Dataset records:
···
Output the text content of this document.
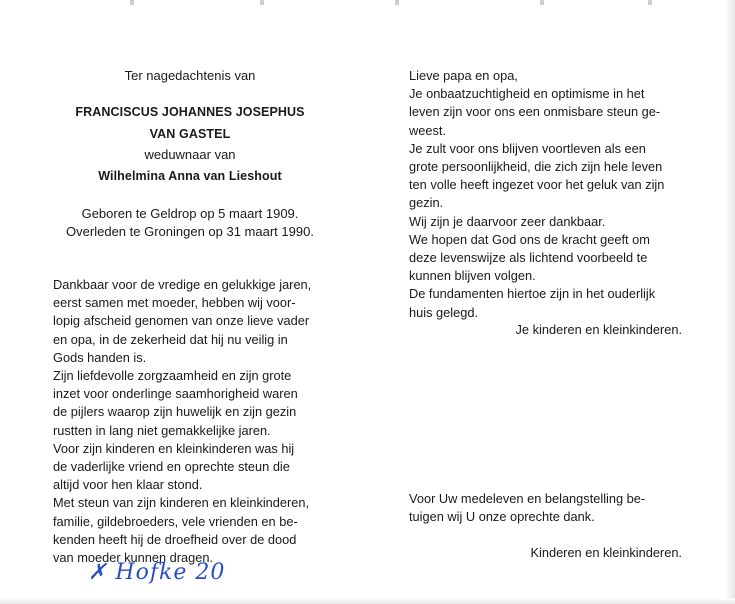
Ter nagedachtenis van
FRANCISCUS JOHANNES JOSEPHUS
VAN GASTEL
weduwnaar van
Wilhelmina Anna van Lieshout
Geboren te Geldrop op 5 maart 1909.
Overleden te Groningen op 31 maart 1990.

Dankbaar voor de vredige en gelukkige jaren,

eerst samen met moeder, hebben wij voor-

lopig afscheid genomen van onze lieve vader

en opa, in de zekerheid dat hij nu veilig in

Gods handen is.

Zijn liefdevolle zorgzaamheid en zijn grote

inzet voor onderlinge saamhorigheid waren

de pijlers waarop zijn huwelijk en zijn gezin

rustten in lang niet gemakkelijke jaren.

Voor zijn kinderen en kleinkinderen was hij

de vaderlijke vriend en oprechte steun die

altijd voor hen klaar stond.

Met steun van zijn kinderen en kleinkinderen,

familie, gildebroeders, vele vrienden en be-

kenden heeft hij de droefheid over de dood

van moeder kunnen dragen.

Lieve papa en opa,

Je onbaatzuchtigheid en optimisme in het

leven zijn voor ons een onmisbare steun ge-

weest.

Je zult voor ons blijven voortleven als een

grote persoonlijkheid, die zich zijn hele leven

ten volle heeft ingezet voor het geluk van zijn

gezin.

Wij zijn je daarvoor zeer dankbaar.

We hopen dat God ons de kracht geeft om

deze levenswijze als lichtend voorbeeld te

kunnen blijven volgen.

De fundamenten hiertoe zijn in het ouderlijk

huis gelegd.

Je kinderen en kleinkinderen.

Voor Uw medeleven en belangstelling be-

tuigen wij U onze oprechte dank.

Kinderen en kleinkinderen.

✗ Hofke 20
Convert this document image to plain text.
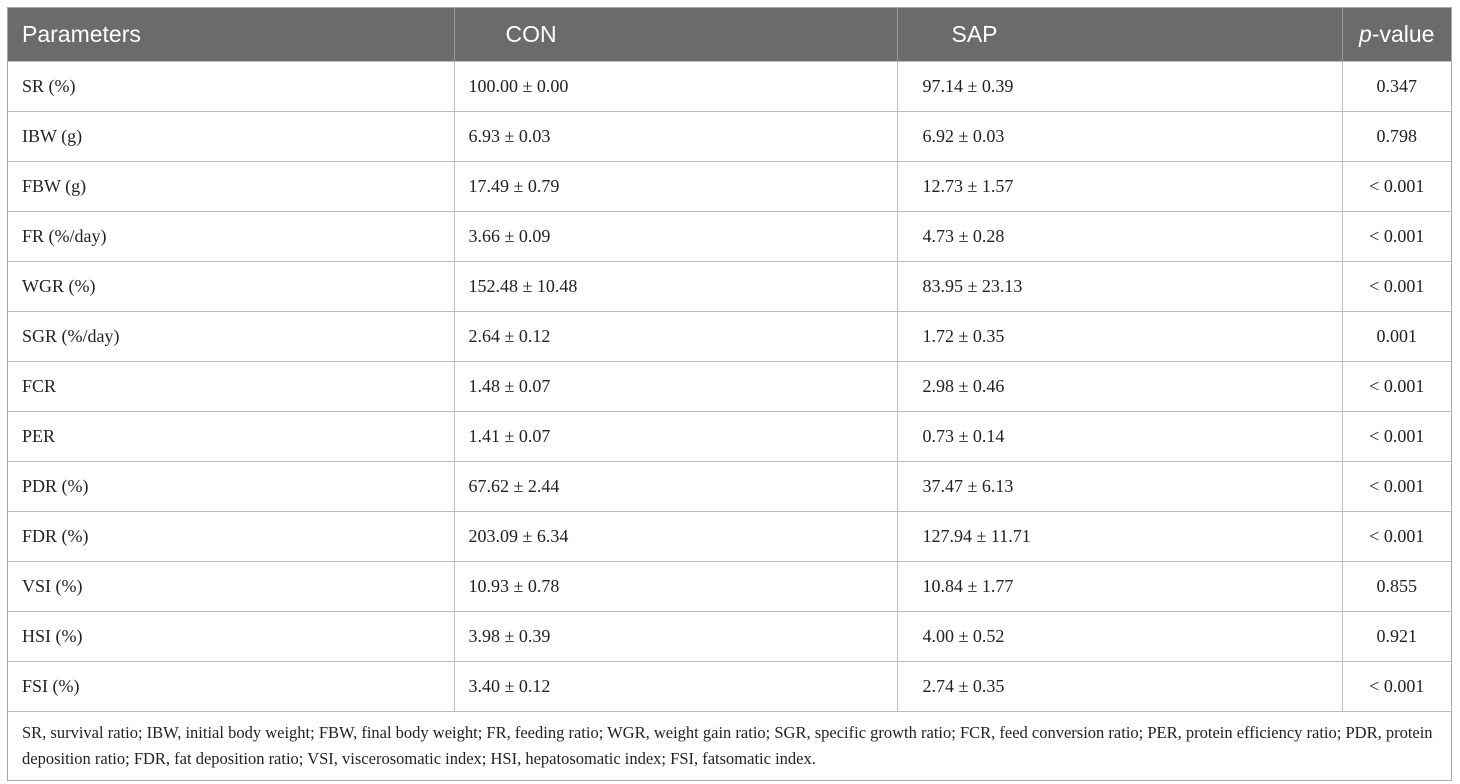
Parameters	CON	SAP	p-value
SR (%)	100.00 ± 0.00	97.14 ± 0.39	0.347
IBW (g)	6.93 ± 0.03	6.92 ± 0.03	0.798
FBW (g)	17.49 ± 0.79	12.73 ± 1.57	< 0.001
FR (%/day)	3.66 ± 0.09	4.73 ± 0.28	< 0.001
WGR (%)	152.48 ± 10.48	83.95 ± 23.13	< 0.001
SGR (%/day)	2.64 ± 0.12	1.72 ± 0.35	0.001
FCR	1.48 ± 0.07	2.98 ± 0.46	< 0.001
PER	1.41 ± 0.07	0.73 ± 0.14	< 0.001
PDR (%)	67.62 ± 2.44	37.47 ± 6.13	< 0.001
FDR (%)	203.09 ± 6.34	127.94 ± 11.71	< 0.001
VSI (%)	10.93 ± 0.78	10.84 ± 1.77	0.855
HSI (%)	3.98 ± 0.39	4.00 ± 0.52	0.921
FSI (%)	3.40 ± 0.12	2.74 ± 0.35	< 0.001
SR, survival ratio; IBW, initial body weight; FBW, final body weight; FR, feeding ratio; WGR, weight gain ratio; SGR, specific growth ratio; FCR, feed conversion ratio; PER, protein efficiency ratio; PDR, protein deposition ratio; FDR, fat deposition ratio; VSI, viscerosomatic index; HSI, hepatosomatic index; FSI, fatsomatic index.			
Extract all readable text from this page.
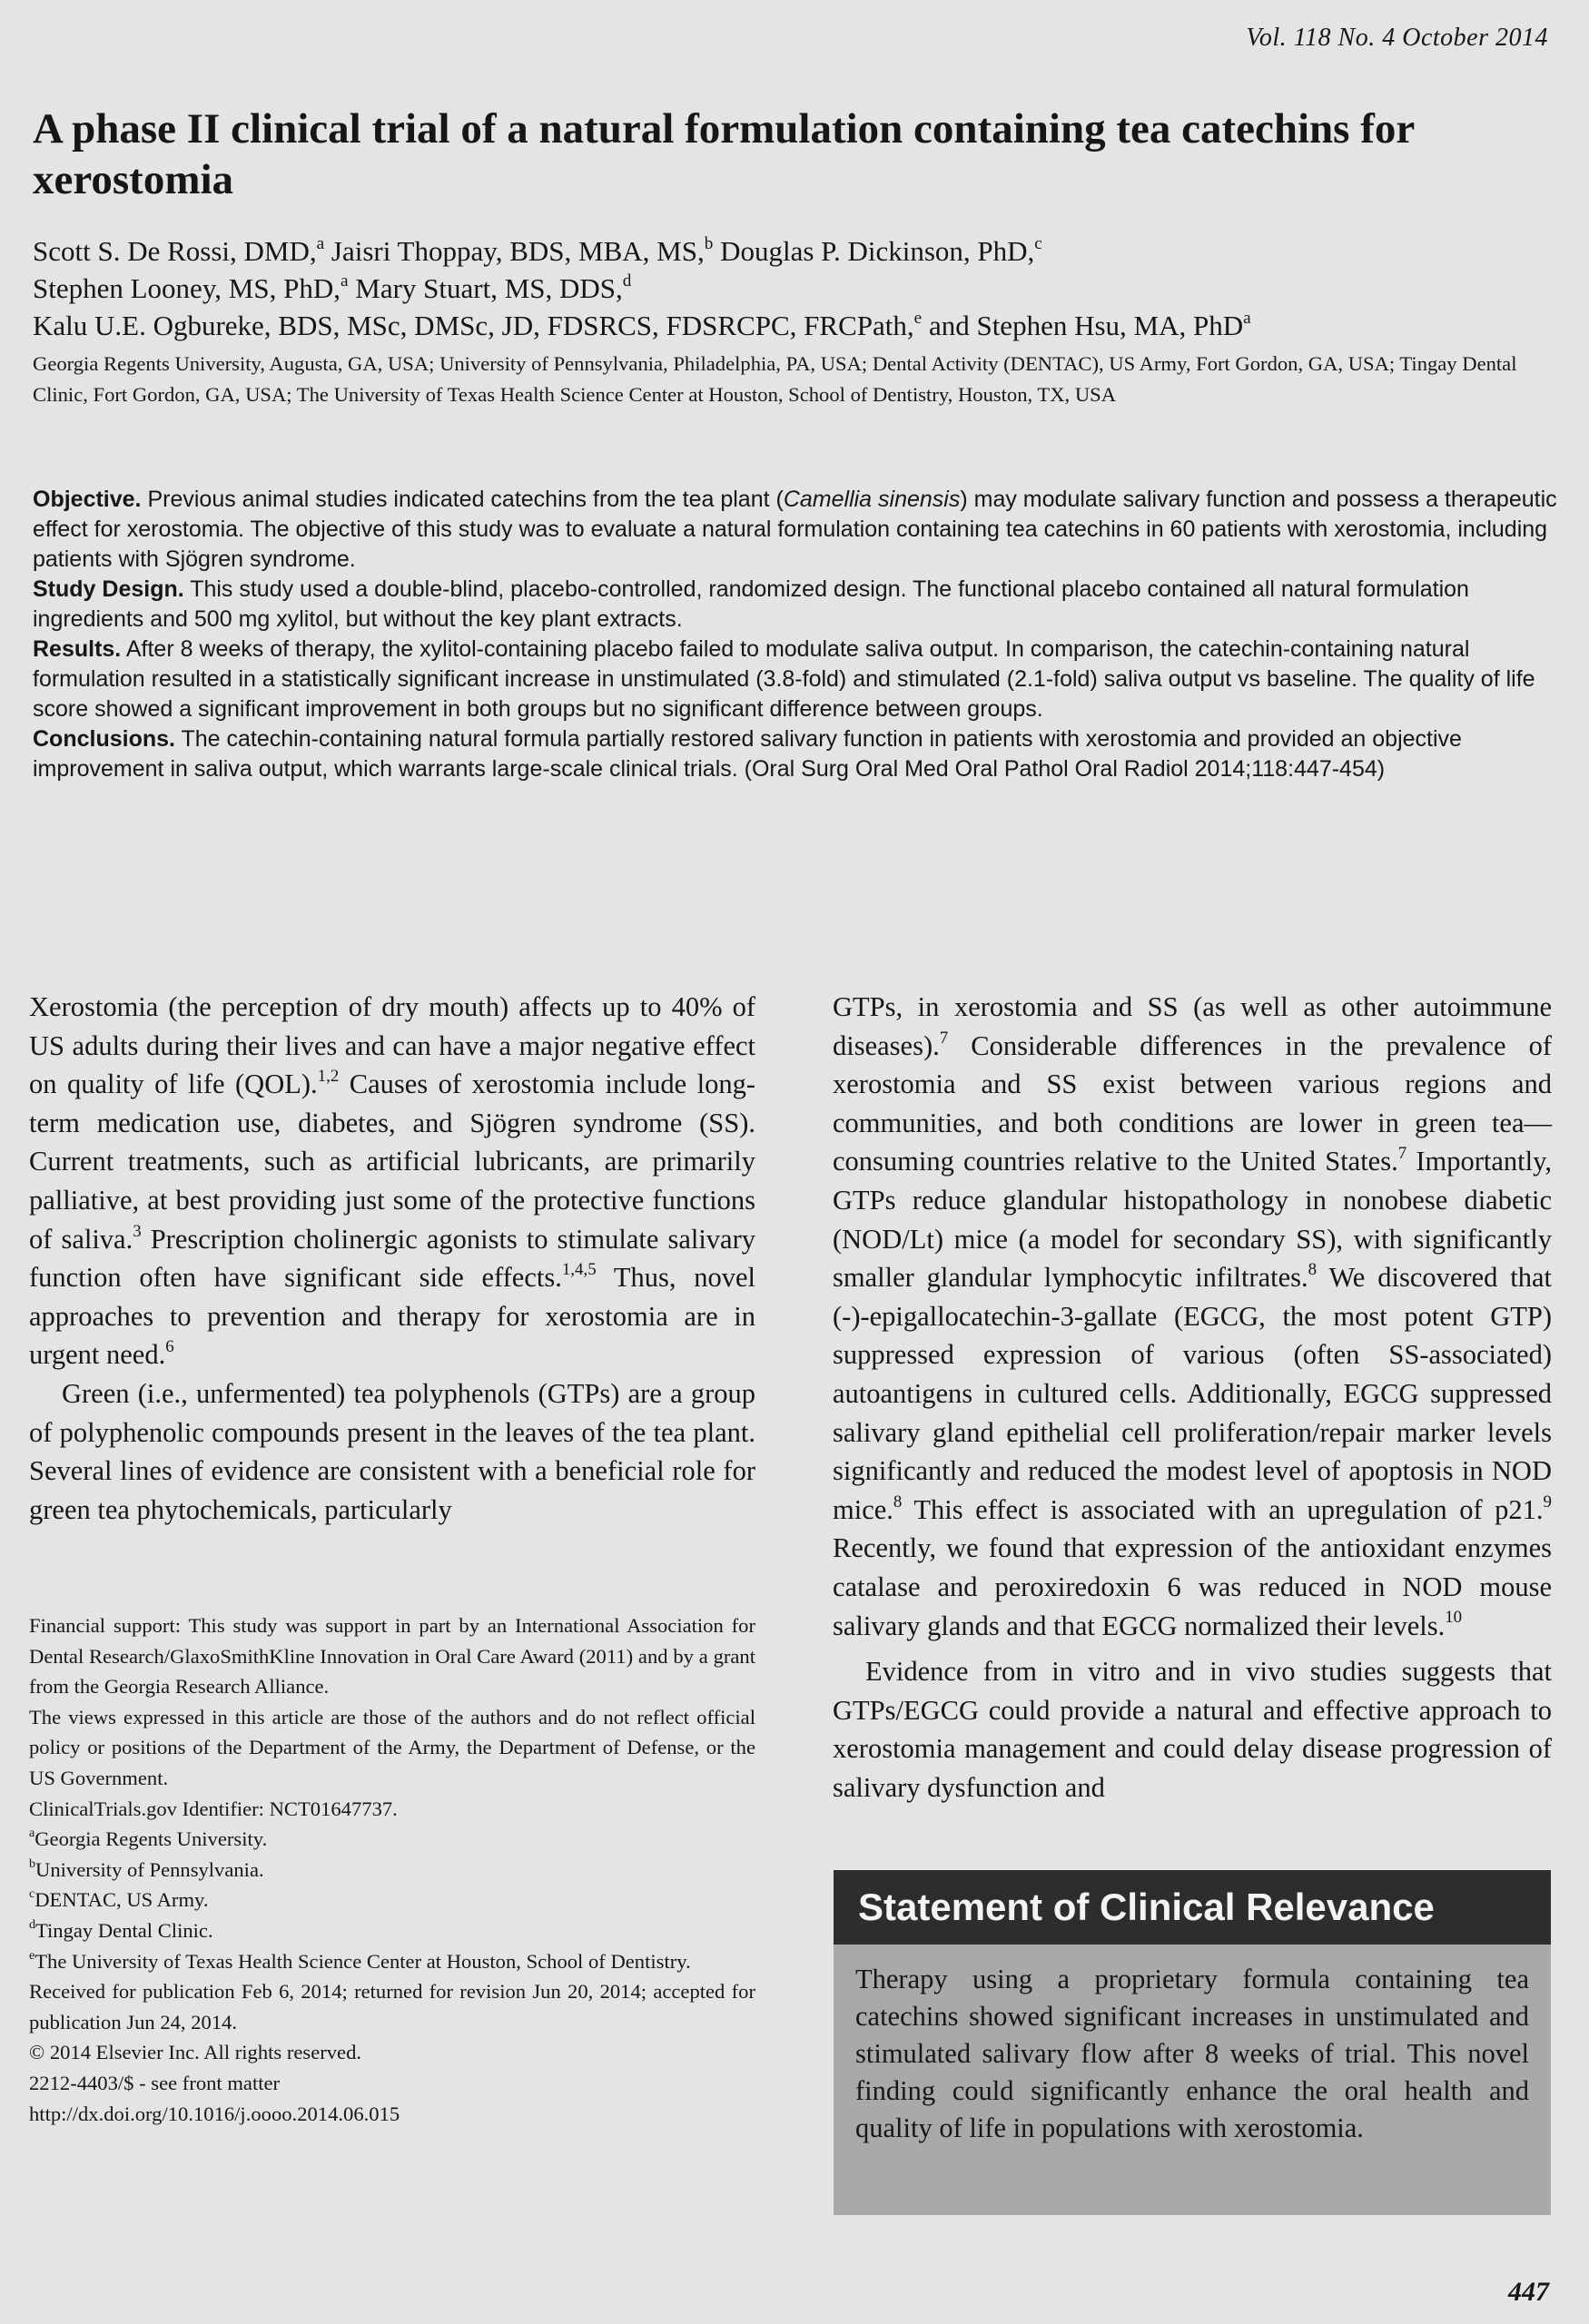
Vol. 118 No. 4 October 2014
A phase II clinical trial of a natural formulation containing tea catechins for xerostomia
Scott S. De Rossi, DMD,$^a$ Jaisri Thoppay, BDS, MBA, MS,$^b$ Douglas P. Dickinson, PhD,$^c$
Stephen Looney, MS, PhD,$^a$ Mary Stuart, MS, DDS,$^d$
Kalu U.E. Ogbureke, BDS, MSc, DMSc, JD, FDSRCS, FDSRCPC, FRCPath,$^e$ and Stephen Hsu, MA, PhD$^a$
Georgia Regents University, Augusta, GA, USA; University of Pennsylvania, Philadelphia, PA, USA; Dental Activity (DENTAC), US Army, Fort Gordon, GA, USA; Tingay Dental Clinic, Fort Gordon, GA, USA; The University of Texas Health Science Center at Houston, School of Dentistry, Houston, TX, USA

Objective. Previous animal studies indicated catechins from the tea plant (Camellia sinensis) may modulate salivary function and possess a therapeutic effect for xerostomia. The objective of this study was to evaluate a natural formulation containing tea catechins in 60 patients with xerostomia, including patients with Sjögren syndrome.

Study Design. This study used a double-blind, placebo-controlled, randomized design. The functional placebo contained all natural formulation ingredients and 500 mg xylitol, but without the key plant extracts.

Results. After 8 weeks of therapy, the xylitol-containing placebo failed to modulate saliva output. In comparison, the catechin-containing natural formulation resulted in a statistically significant increase in unstimulated (3.8-fold) and stimulated (2.1-fold) saliva output vs baseline. The quality of life score showed a significant improvement in both groups but no significant difference between groups.

Conclusions. The catechin-containing natural formula partially restored salivary function in patients with xerostomia and provided an objective improvement in saliva output, which warrants large-scale clinical trials. (Oral Surg Oral Med Oral Pathol Oral Radiol 2014;118:447-454)

Xerostomia (the perception of dry mouth) affects up to 40% of US adults during their lives and can have a major negative effect on quality of life (QOL).$^{1,2}$ Causes of xerostomia include long-term medication use, diabetes, and Sjögren syndrome (SS). Current treatments, such as artificial lubricants, are primarily palliative, at best providing just some of the protective functions of saliva.$^3$ Prescription cholinergic agonists to stimulate salivary function often have significant side effects.$^{1,4,5}$ Thus, novel approaches to prevention and therapy for xerostomia are in urgent need.$^6$

Green (i.e., unfermented) tea polyphenols (GTPs) are a group of polyphenolic compounds present in the leaves of the tea plant. Several lines of evidence are consistent with a beneficial role for green tea phytochemicals, particularly

GTPs, in xerostomia and SS (as well as other autoimmune diseases).$^7$ Considerable differences in the prevalence of xerostomia and SS exist between various regions and communities, and both conditions are lower in green tea—consuming countries relative to the United States.$^7$ Importantly, GTPs reduce glandular histopathology in nonobese diabetic (NOD/Lt) mice (a model for secondary SS), with significantly smaller glandular lymphocytic infiltrates.$^8$ We discovered that (-)-epigallocatechin-3-gallate (EGCG, the most potent GTP) suppressed expression of various (often SS-associated) autoantigens in cultured cells. Additionally, EGCG suppressed salivary gland epithelial cell proliferation/repair marker levels significantly and reduced the modest level of apoptosis in NOD mice.$^8$ This effect is associated with an upregulation of p21.$^9$ Recently, we found that expression of the antioxidant enzymes catalase and peroxiredoxin 6 was reduced in NOD mouse salivary glands and that EGCG normalized their levels.$^{10}$

Evidence from in vitro and in vivo studies suggests that GTPs/EGCG could provide a natural and effective approach to xerostomia management and could delay disease progression of salivary dysfunction and

Financial support: This study was support in part by an International Association for Dental Research/GlaxoSmithKline Innovation in Oral Care Award (2011) and by a grant from the Georgia Research Alliance.

The views expressed in this article are those of the authors and do not reflect official policy or positions of the Department of the Army, the Department of Defense, or the US Government.

ClinicalTrials.gov Identifier: NCT01647737.

$^a$Georgia Regents University.

$^b$University of Pennsylvania.

$^c$DENTAC, US Army.

$^d$Tingay Dental Clinic.

$^e$The University of Texas Health Science Center at Houston, School of Dentistry.

Received for publication Feb 6, 2014; returned for revision Jun 20, 2014; accepted for publication Jun 24, 2014.

© 2014 Elsevier Inc. All rights reserved.

2212-4403/$ - see front matter

http://dx.doi.org/10.1016/j.oooo.2014.06.015

Statement of Clinical Relevance
Therapy using a proprietary formula containing tea catechins showed significant increases in unstimulated and stimulated salivary flow after 8 weeks of trial. This novel finding could significantly enhance the oral health and quality of life in populations with xerostomia.
447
···
* **REQUIREMENT**
In the copy, include every entry above exactly and leave out each picture.

* **OUTPUT FOR THIS EXERCISE**
Output the text content of this document.
Ter nagedachtenis van
FRANCISCUS JOHANNES JOSEPHUS
VAN GASTEL
weduwnaar van
Wilhelmina Anna van Lieshout
Geboren te Geldrop op 5 maart 1909.
Overleden te Groningen op 31 maart 1990.

Dankbaar voor de vredige en gelukkige jaren,

eerst samen met moeder, hebben wij voor-

lopig afscheid genomen van onze lieve vader

en opa, in de zekerheid dat hij nu veilig in

Gods handen is.

Zijn liefdevolle zorgzaamheid en zijn grote

inzet voor onderlinge saamhorigheid waren

de pijlers waarop zijn huwelijk en zijn gezin

rustten in lang niet gemakkelijke jaren.

Voor zijn kinderen en kleinkinderen was hij

de vaderlijke vriend en oprechte steun die

altijd voor hen klaar stond.

Met steun van zijn kinderen en kleinkinderen,

familie, gildebroeders, vele vrienden en be-

kenden heeft hij de droefheid over de dood

van moeder kunnen dragen.

Lieve papa en opa,

Je onbaatzuchtigheid en optimisme in het

leven zijn voor ons een onmisbare steun ge-

weest.

Je zult voor ons blijven voortleven als een

grote persoonlijkheid, die zich zijn hele leven

ten volle heeft ingezet voor het geluk van zijn

gezin.

Wij zijn je daarvoor zeer dankbaar.

We hopen dat God ons de kracht geeft om

deze levenswijze als lichtend voorbeeld te

kunnen blijven volgen.

De fundamenten hiertoe zijn in het ouderlijk

huis gelegd.

Je kinderen en kleinkinderen.

Voor Uw medeleven en belangstelling be-

tuigen wij U onze oprechte dank.

Kinderen en kleinkinderen.

✗ Hofke 20
Convert this document image to plain text.
Parameters	CON	SAP	p-value
SR (%)	100.00 ± 0.00	97.14 ± 0.39	0.347
IBW (g)	6.93 ± 0.03	6.92 ± 0.03	0.798
FBW (g)	17.49 ± 0.79	12.73 ± 1.57	< 0.001
FR (%/day)	3.66 ± 0.09	4.73 ± 0.28	< 0.001
WGR (%)	152.48 ± 10.48	83.95 ± 23.13	< 0.001
SGR (%/day)	2.64 ± 0.12	1.72 ± 0.35	0.001
FCR	1.48 ± 0.07	2.98 ± 0.46	< 0.001
PER	1.41 ± 0.07	0.73 ± 0.14	< 0.001
PDR (%)	67.62 ± 2.44	37.47 ± 6.13	< 0.001
FDR (%)	203.09 ± 6.34	127.94 ± 11.71	< 0.001
VSI (%)	10.93 ± 0.78	10.84 ± 1.77	0.855
HSI (%)	3.98 ± 0.39	4.00 ± 0.52	0.921
FSI (%)	3.40 ± 0.12	2.74 ± 0.35	< 0.001
SR, survival ratio; IBW, initial body weight; FBW, final body weight; FR, feeding ratio; WGR, weight gain ratio; SGR, specific growth ratio; FCR, feed conversion ratio; PER, protein efficiency ratio; PDR, protein deposition ratio; FDR, fat deposition ratio; VSI, viscerosomatic index; HSI, hepatosomatic index; FSI, fatsomatic index.			
Extract all readable text from this page.
Vol. 118 No. 4 October 2014
A phase II clinical trial of a natural formulation containing tea catechins for xerostomia
Scott S. De Rossi, DMD,$^a$ Jaisri Thoppay, BDS, MBA, MS,$^b$ Douglas P. Dickinson, PhD,$^c$
Stephen Looney, MS, PhD,$^a$ Mary Stuart, MS, DDS,$^d$
Kalu U.E. Ogbureke, BDS, MSc, DMSc, JD, FDSRCS, FDSRCPC, FRCPath,$^e$ and Stephen Hsu, MA, PhD$^a$
Georgia Regents University, Augusta, GA, USA; University of Pennsylvania, Philadelphia, PA, USA; Dental Activity (DENTAC), US Army, Fort Gordon, GA, USA; Tingay Dental Clinic, Fort Gordon, GA, USA; The University of Texas Health Science Center at Houston, School of Dentistry, Houston, TX, USA

Objective. Previous animal studies indicated catechins from the tea plant (Camellia sinensis) may modulate salivary function and possess a therapeutic effect for xerostomia. The objective of this study was to evaluate a natural formulation containing tea catechins in 60 patients with xerostomia, including patients with Sjögren syndrome.

Study Design. This study used a double-blind, placebo-controlled, randomized design. The functional placebo contained all natural formulation ingredients and 500 mg xylitol, but without the key plant extracts.

Results. After 8 weeks of therapy, the xylitol-containing placebo failed to modulate saliva output. In comparison, the catechin-containing natural formulation resulted in a statistically significant increase in unstimulated (3.8-fold) and stimulated (2.1-fold) saliva output vs baseline. The quality of life score showed a significant improvement in both groups but no significant difference between groups.

Conclusions. The catechin-containing natural formula partially restored salivary function in patients with xerostomia and provided an objective improvement in saliva output, which warrants large-scale clinical trials. (Oral Surg Oral Med Oral Pathol Oral Radiol 2014;118:447-454)

Xerostomia (the perception of dry mouth) affects up to 40% of US adults during their lives and can have a major negative effect on quality of life (QOL).$^{1,2}$ Causes of xerostomia include long-term medication use, diabetes, and Sjögren syndrome (SS). Current treatments, such as artificial lubricants, are primarily palliative, at best providing just some of the protective functions of saliva.$^3$ Prescription cholinergic agonists to stimulate salivary function often have significant side effects.$^{1,4,5}$ Thus, novel approaches to prevention and therapy for xerostomia are in urgent need.$^6$

Green (i.e., unfermented) tea polyphenols (GTPs) are a group of polyphenolic compounds present in the leaves of the tea plant. Several lines of evidence are consistent with a beneficial role for green tea phytochemicals, particularly

GTPs, in xerostomia and SS (as well as other autoimmune diseases).$^7$ Considerable differences in the prevalence of xerostomia and SS exist between various regions and communities, and both conditions are lower in green tea—consuming countries relative to the United States.$^7$ Importantly, GTPs reduce glandular histopathology in nonobese diabetic (NOD/Lt) mice (a model for secondary SS), with significantly smaller glandular lymphocytic infiltrates.$^8$ We discovered that (-)-epigallocatechin-3-gallate (EGCG, the most potent GTP) suppressed expression of various (often SS-associated) autoantigens in cultured cells. Additionally, EGCG suppressed salivary gland epithelial cell proliferation/repair marker levels significantly and reduced the modest level of apoptosis in NOD mice.$^8$ This effect is associated with an upregulation of p21.$^9$ Recently, we found that expression of the antioxidant enzymes catalase and peroxiredoxin 6 was reduced in NOD mouse salivary glands and that EGCG normalized their levels.$^{10}$

Evidence from in vitro and in vivo studies suggests that GTPs/EGCG could provide a natural and effective approach to xerostomia management and could delay disease progression of salivary dysfunction and

Financial support: This study was support in part by an International Association for Dental Research/GlaxoSmithKline Innovation in Oral Care Award (2011) and by a grant from the Georgia Research Alliance.

The views expressed in this article are those of the authors and do not reflect official policy or positions of the Department of the Army, the Department of Defense, or the US Government.

ClinicalTrials.gov Identifier: NCT01647737.

$^a$Georgia Regents University.

$^b$University of Pennsylvania.

$^c$DENTAC, US Army.

$^d$Tingay Dental Clinic.

$^e$The University of Texas Health Science Center at Houston, School of Dentistry.

Received for publication Feb 6, 2014; returned for revision Jun 20, 2014; accepted for publication Jun 24, 2014.

© 2014 Elsevier Inc. All rights reserved.

2212-4403/$ - see front matter

http://dx.doi.org/10.1016/j.oooo.2014.06.015

Statement of Clinical Relevance
Therapy using a proprietary formula containing tea catechins showed significant increases in unstimulated and stimulated salivary flow after 8 weeks of trial. This novel finding could significantly enhance the oral health and quality of life in populations with xerostomia.
447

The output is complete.